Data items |
========================

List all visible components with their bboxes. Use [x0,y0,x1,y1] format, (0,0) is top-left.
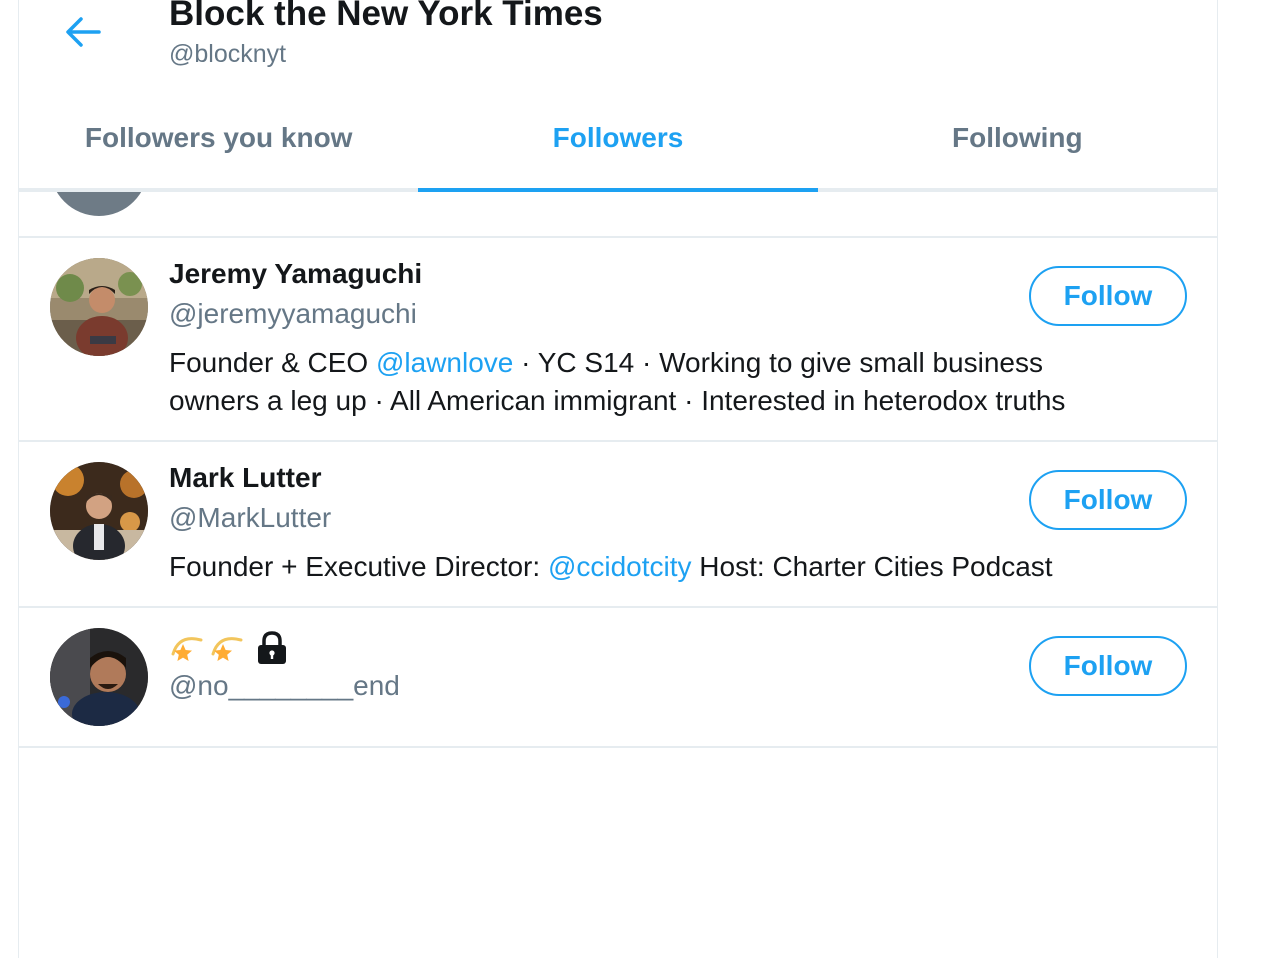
user-handle[interactable]: @MarkLutter [169,502,331,534]
user-handle[interactable]: @no________end [169,670,400,702]
bio-text: Founder + Executive Director: [169,551,548,582]
bio-mention-link[interactable]: @lawnlove [376,347,513,378]
avatar[interactable] [50,462,148,560]
bio-text: owners a leg up · All American immigrant… [169,385,1066,416]
user-handle[interactable]: @jeremyyamaguchi [169,298,417,330]
bio-mention-link[interactable]: @ccidotcity [548,551,692,582]
back-button[interactable] [57,6,109,58]
arrow-left-icon [66,17,101,47]
list-item[interactable] [19,190,1217,238]
page-title: Block the New York Times [169,0,603,33]
avatar[interactable] [50,190,148,216]
user-name[interactable] [169,628,289,668]
bio-text: Founder & CEO [169,347,376,378]
follow-button[interactable]: Follow [1029,636,1187,696]
tab-bar: Followers you know Followers Following [19,92,1217,192]
dizzy-emoji-icon [171,637,203,661]
tab-followers[interactable]: Followers [418,92,818,192]
avatar[interactable] [50,258,148,356]
lock-icon [258,631,286,664]
user-row-locked-account[interactable]: @no________end Follow [19,608,1217,748]
bio-text: Host: Charter Cities Podcast [691,551,1053,582]
user-bio: Founder + Executive Director: @ccidotcit… [169,548,1179,586]
user-row-mark-lutter[interactable]: Mark Lutter @MarkLutter Follow Founder +… [19,442,1217,608]
user-bio: Founder & CEO @lawnlove · YC S14 · Worki… [169,344,1179,420]
timeline-column: Block the New York Times @blocknyt Follo… [18,0,1218,958]
follow-button[interactable]: Follow [1029,470,1187,530]
follow-button[interactable]: Follow [1029,266,1187,326]
dizzy-emoji-icon [211,637,243,661]
tab-followers-you-know[interactable]: Followers you know [19,92,418,188]
header: Block the New York Times @blocknyt Follo… [19,0,1217,192]
user-name[interactable]: Mark Lutter [169,462,321,494]
avatar[interactable] [50,628,148,726]
user-row-jeremy-yamaguchi[interactable]: Jeremy Yamaguchi @jeremyyamaguchi Follow… [19,238,1217,442]
tab-following[interactable]: Following [818,92,1217,188]
user-name[interactable]: Jeremy Yamaguchi [169,258,422,290]
bio-text: · YC S14 · Working to give small busines… [513,347,1043,378]
page-handle: @blocknyt [169,40,287,68]
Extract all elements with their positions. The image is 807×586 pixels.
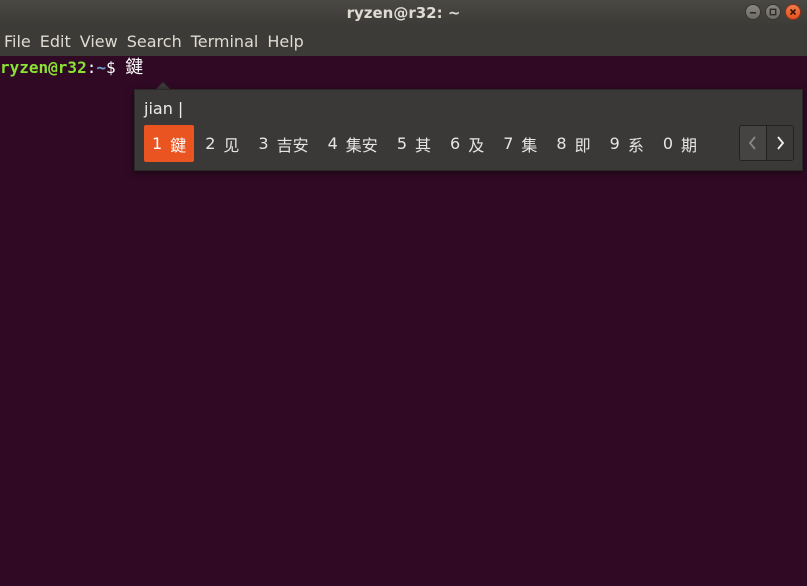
candidate-text: 系: [627, 135, 644, 155]
candidate-number: 9: [609, 134, 620, 153]
prompt-input: 鍵: [125, 57, 144, 78]
minimize-button[interactable]: [745, 4, 761, 20]
maximize-button[interactable]: [765, 4, 781, 20]
candidate-number: 6: [450, 134, 461, 153]
candidate-text: 及: [468, 135, 485, 155]
close-icon: [789, 8, 797, 16]
prompt-separator: :: [86, 58, 97, 77]
candidate-number: 8: [556, 134, 567, 153]
ime-candidate-popup: jian | 1鍵 2见 3 吉安 4 集安 5其 6及 7集 8即 9系 0期: [134, 89, 803, 171]
candidate-text: 其: [415, 135, 432, 155]
chevron-left-icon: [748, 136, 756, 150]
ime-candidate-6[interactable]: 6及: [442, 125, 492, 162]
candidate-number: 7: [503, 134, 514, 153]
ime-candidate-list: 1鍵 2见 3 吉安 4 集安 5其 6及 7集 8即 9系 0期: [144, 125, 708, 162]
menu-bar: File Edit View Search Terminal Help: [0, 28, 807, 56]
menu-terminal[interactable]: Terminal: [187, 28, 264, 56]
candidate-text: 即: [574, 135, 591, 155]
menu-edit[interactable]: Edit: [36, 28, 76, 56]
ime-candidate-0[interactable]: 0期: [655, 125, 705, 162]
minimize-icon: [750, 12, 756, 14]
candidate-text: 期: [681, 135, 698, 155]
window-controls: [745, 4, 801, 20]
ime-candidate-1[interactable]: 1鍵: [144, 125, 195, 162]
prompt-line: ryzen@r32:~$ 鍵: [0, 57, 143, 79]
ime-candidate-8[interactable]: 8即: [548, 125, 598, 162]
candidate-number: 5: [396, 134, 407, 153]
window-title: ryzen@r32: ~: [346, 4, 461, 22]
menu-search[interactable]: Search: [123, 28, 187, 56]
ime-preedit: jian |: [144, 99, 184, 118]
candidate-text: 集: [521, 135, 538, 155]
ime-prev-page-button[interactable]: [740, 126, 766, 160]
prompt-path: ~: [96, 58, 106, 77]
ime-next-page-button[interactable]: [766, 126, 793, 160]
ime-candidate-7[interactable]: 7集: [495, 125, 545, 162]
ime-candidate-3[interactable]: 3 吉安: [250, 125, 316, 162]
maximize-icon: [769, 8, 777, 16]
candidate-number: 0: [662, 134, 674, 153]
candidate-number: 4: [327, 134, 338, 153]
ime-candidate-9[interactable]: 9系: [602, 125, 652, 162]
candidate-text: 吉安: [276, 135, 309, 155]
candidate-text: 见: [223, 135, 240, 155]
candidate-text: 集安: [345, 135, 378, 155]
menu-file[interactable]: File: [0, 28, 36, 56]
chevron-right-icon: [777, 136, 785, 150]
ime-candidate-4[interactable]: 4 集安: [320, 125, 386, 162]
candidate-text: 鍵: [170, 135, 187, 155]
close-button[interactable]: [785, 4, 801, 20]
window-titlebar[interactable]: ryzen@r32: ~: [0, 0, 807, 28]
candidate-number: 1: [152, 134, 163, 153]
candidate-number: 3: [258, 134, 269, 153]
candidate-number: 2: [205, 134, 216, 153]
ime-candidate-2[interactable]: 2见: [197, 125, 247, 162]
menu-help[interactable]: Help: [263, 28, 308, 56]
menu-view[interactable]: View: [76, 28, 123, 56]
prompt-user-host: ryzen@r32: [0, 58, 87, 77]
ime-pager: [739, 125, 794, 161]
prompt-char: $: [105, 58, 126, 77]
ime-candidate-5[interactable]: 5其: [389, 125, 439, 162]
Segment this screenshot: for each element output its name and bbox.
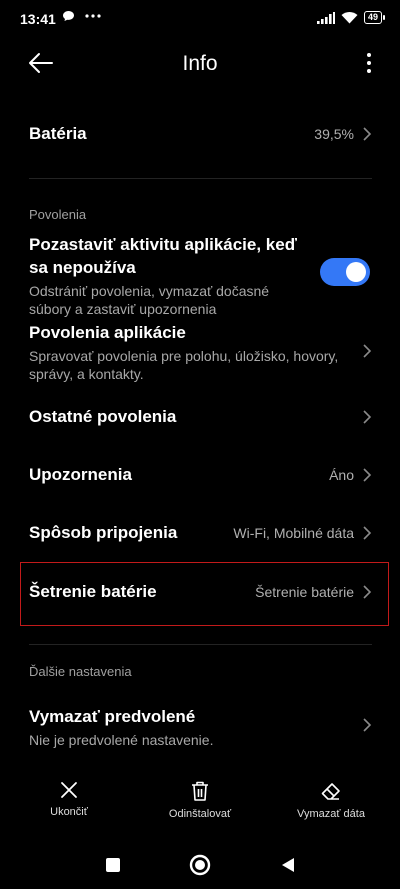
wifi-icon: [341, 12, 358, 24]
app-permissions-row[interactable]: Povolenia aplikácie Spravovať povolenia …: [29, 321, 372, 383]
stop-label: Ukončiť: [50, 806, 88, 818]
eraser-icon: [321, 783, 340, 800]
battery-row[interactable]: Batéria 39,5%: [29, 122, 372, 146]
connection-value: Wi-Fi, Mobilné dáta: [233, 525, 354, 541]
uninstall-button[interactable]: Odinštalovať: [160, 780, 240, 820]
trash-icon: [192, 781, 208, 801]
pause-activity-subtitle: Odstrániť povolenia, vymazať dočasné súb…: [29, 283, 270, 317]
section-label-more-settings: Ďalšie nastavenia: [29, 664, 132, 679]
toggle-knob: [346, 262, 366, 282]
notifications-row[interactable]: Upozornenia Áno: [29, 463, 372, 486]
pause-activity-title: Pozastaviť aktivitu aplikácie, keď sa ne…: [29, 235, 297, 277]
battery-saver-value: Šetrenie batérie: [255, 584, 354, 600]
signal-icon: [316, 11, 335, 24]
chevron-right-icon: [363, 718, 372, 732]
other-permissions-row[interactable]: Ostatné povolenia: [29, 405, 372, 428]
notifications-value: Áno: [329, 467, 354, 483]
chevron-right-icon: [363, 585, 372, 599]
section-label-permissions: Povolenia: [29, 207, 87, 222]
other-permissions-title: Ostatné povolenia: [29, 407, 177, 426]
app-permissions-subtitle: Spravovať povolenia pre polohu, úložisko…: [29, 348, 339, 382]
close-icon: [61, 782, 77, 798]
chevron-right-icon: [363, 127, 372, 141]
uninstall-label: Odinštalovať: [168, 808, 232, 820]
back-triangle-icon[interactable]: [280, 856, 296, 874]
pause-activity-row[interactable]: Pozastaviť aktivitu aplikácie, keď sa ne…: [29, 233, 300, 318]
battery-indicator: 49: [363, 11, 386, 24]
chevron-right-icon: [363, 526, 372, 540]
chevron-right-icon: [363, 468, 372, 482]
clear-data-button[interactable]: Vymazať dáta: [288, 780, 374, 820]
page-title: Info: [182, 52, 218, 75]
status-bar: 13:41 49: [0, 0, 400, 40]
system-navigation-bar: [0, 848, 400, 884]
more-options-icon[interactable]: [366, 52, 372, 74]
clear-defaults-title: Vymazať predvolené: [29, 707, 196, 726]
divider: [29, 644, 372, 645]
app-permissions-title: Povolenia aplikácie: [29, 323, 186, 342]
bottom-action-bar: Ukončiť Odinštalovať Vymazať dáta: [0, 780, 400, 830]
chevron-right-icon: [363, 344, 372, 358]
connection-row[interactable]: Spôsob pripojenia Wi-Fi, Mobilné dáta: [29, 521, 372, 544]
home-circle-icon[interactable]: [189, 854, 211, 876]
recents-square-icon[interactable]: [104, 856, 122, 874]
chevron-right-icon: [363, 410, 372, 424]
more-notifications-icon: [85, 14, 101, 18]
divider: [29, 178, 372, 179]
top-app-bar: Info: [0, 40, 400, 88]
clear-data-label: Vymazať dáta: [297, 808, 365, 820]
clear-defaults-row[interactable]: Vymazať predvolené Nie je predvolené nas…: [29, 705, 372, 749]
notifications-title: Upozornenia: [29, 465, 132, 484]
pause-activity-toggle[interactable]: [320, 258, 370, 286]
status-time: 13:41: [20, 11, 56, 27]
stop-button[interactable]: Ukončiť: [34, 780, 104, 818]
battery-row-value: 39,5%: [314, 126, 354, 142]
battery-saver-row[interactable]: Šetrenie batérie Šetrenie batérie: [29, 580, 372, 603]
clear-defaults-subtitle: Nie je predvolené nastavenie.: [29, 732, 214, 748]
chat-notification-icon: [63, 11, 74, 21]
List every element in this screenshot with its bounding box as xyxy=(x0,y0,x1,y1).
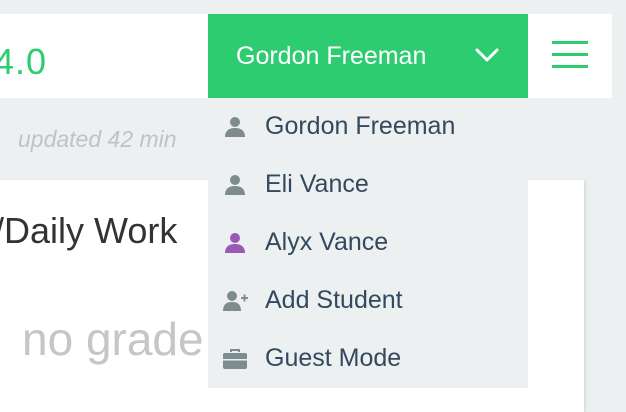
hamburger-menu-icon[interactable] xyxy=(548,37,592,73)
dropdown-item-label: Guest Mode xyxy=(265,344,402,372)
add-user-icon xyxy=(223,291,248,311)
gpa-value: 4.0 xyxy=(0,41,48,82)
dropdown-item-gordon-freeman[interactable]: Gordon Freeman xyxy=(208,98,528,156)
dropdown-item-label: Alyx Vance xyxy=(265,228,389,256)
empty-grades-text: no grade xyxy=(22,313,204,365)
card-title: /Daily Work xyxy=(0,210,178,251)
dropdown-item-add-student[interactable]: Add Student xyxy=(208,272,528,330)
briefcase-icon xyxy=(223,349,247,369)
user-switcher-button[interactable]: Gordon Freeman xyxy=(208,14,528,98)
user-icon xyxy=(225,117,245,137)
chevron-down-icon xyxy=(475,48,499,62)
dropdown-item-label: Eli Vance xyxy=(265,170,369,198)
dropdown-item-guest-mode[interactable]: Guest Mode xyxy=(208,330,528,388)
user-dropdown-menu: Gordon Freeman Eli Vance Alyx Vance Add … xyxy=(208,98,528,388)
dropdown-item-label: Add Student xyxy=(265,286,403,314)
user-icon xyxy=(225,233,245,253)
dropdown-item-label: Gordon Freeman xyxy=(265,112,456,140)
current-user-name: Gordon Freeman xyxy=(236,42,427,70)
updated-timestamp: updated 42 min xyxy=(18,126,177,152)
dropdown-item-alyx-vance[interactable]: Alyx Vance xyxy=(208,214,528,272)
dropdown-item-eli-vance[interactable]: Eli Vance xyxy=(208,156,528,214)
user-icon xyxy=(225,175,245,195)
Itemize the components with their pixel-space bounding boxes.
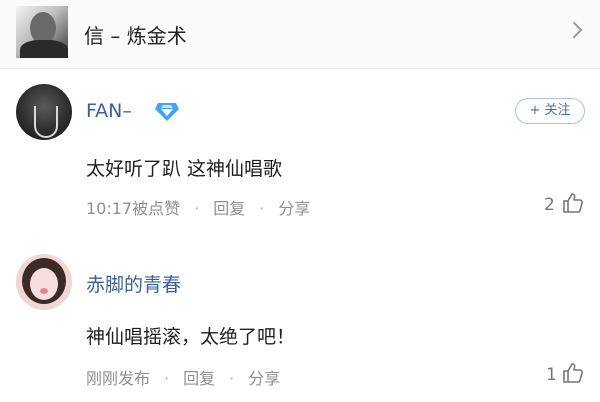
vip-diamond-icon bbox=[155, 103, 179, 121]
comment-text: 神仙唱摇滚，太绝了吧！ bbox=[86, 326, 296, 348]
avatar[interactable] bbox=[16, 254, 72, 310]
song-cover bbox=[16, 6, 68, 58]
chevron-right-icon[interactable] bbox=[565, 21, 583, 39]
avatar[interactable] bbox=[16, 84, 72, 140]
song-header[interactable]: 信 – 炼金术 bbox=[0, 0, 600, 69]
comment-meta: 刚刚发布 · 回复 · 分享 bbox=[86, 365, 280, 389]
meta-separator: · bbox=[259, 199, 265, 218]
comment-text: 太好听了趴 这神仙唱歌 bbox=[86, 158, 283, 180]
share-button[interactable]: 分享 bbox=[248, 369, 280, 388]
comment-username[interactable]: FAN– bbox=[86, 100, 132, 122]
like-count: 2 bbox=[544, 195, 555, 215]
comment-time: 刚刚发布 bbox=[86, 369, 151, 388]
follow-button[interactable]: + 关注 bbox=[515, 98, 585, 124]
avatar-mouth bbox=[40, 288, 48, 294]
reply-button[interactable]: 回复 bbox=[213, 199, 245, 218]
meta-separator: · bbox=[229, 369, 235, 388]
reply-button[interactable]: 回复 bbox=[183, 369, 215, 388]
comment-meta: 10:17被点赞 · 回复 · 分享 bbox=[86, 195, 310, 219]
avatar-face bbox=[30, 268, 58, 300]
comment-username[interactable]: 赤脚的青春 bbox=[86, 270, 181, 297]
share-button[interactable]: 分享 bbox=[278, 199, 310, 218]
meta-separator: · bbox=[164, 369, 170, 388]
thumbs-up-icon[interactable] bbox=[562, 192, 584, 214]
like-count: 1 bbox=[546, 365, 557, 385]
meta-separator: · bbox=[194, 199, 200, 218]
avatar-earphone-cord bbox=[34, 106, 58, 138]
cover-shoulder bbox=[20, 40, 68, 58]
comment-time: 10:17被点赞 bbox=[86, 199, 181, 218]
song-title: 信 – 炼金术 bbox=[84, 24, 187, 48]
thumbs-up-icon[interactable] bbox=[562, 362, 584, 384]
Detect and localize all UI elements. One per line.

========================

Given exercise |
Repeat verbatim the section of the data items above that begins with the line containing "wifi-icon: [341, 12, 358, 24]" and ends with the line containing "trash-icon: [192, 781, 208, 801]", including both of those lines.

Result for this exercise |
wifi-icon: [341, 12, 358, 24]
app-permissions-row[interactable]: Povolenia aplikácie Spravovať povolenia …: [29, 321, 372, 383]
stop-label: Ukončiť: [50, 806, 88, 818]
eraser-icon: [321, 783, 340, 800]
battery-row[interactable]: Batéria 39,5%: [29, 122, 372, 146]
connection-value: Wi-Fi, Mobilné dáta: [233, 525, 354, 541]
uninstall-button[interactable]: Odinštalovať: [160, 780, 240, 820]
trash-icon: [192, 781, 208, 801]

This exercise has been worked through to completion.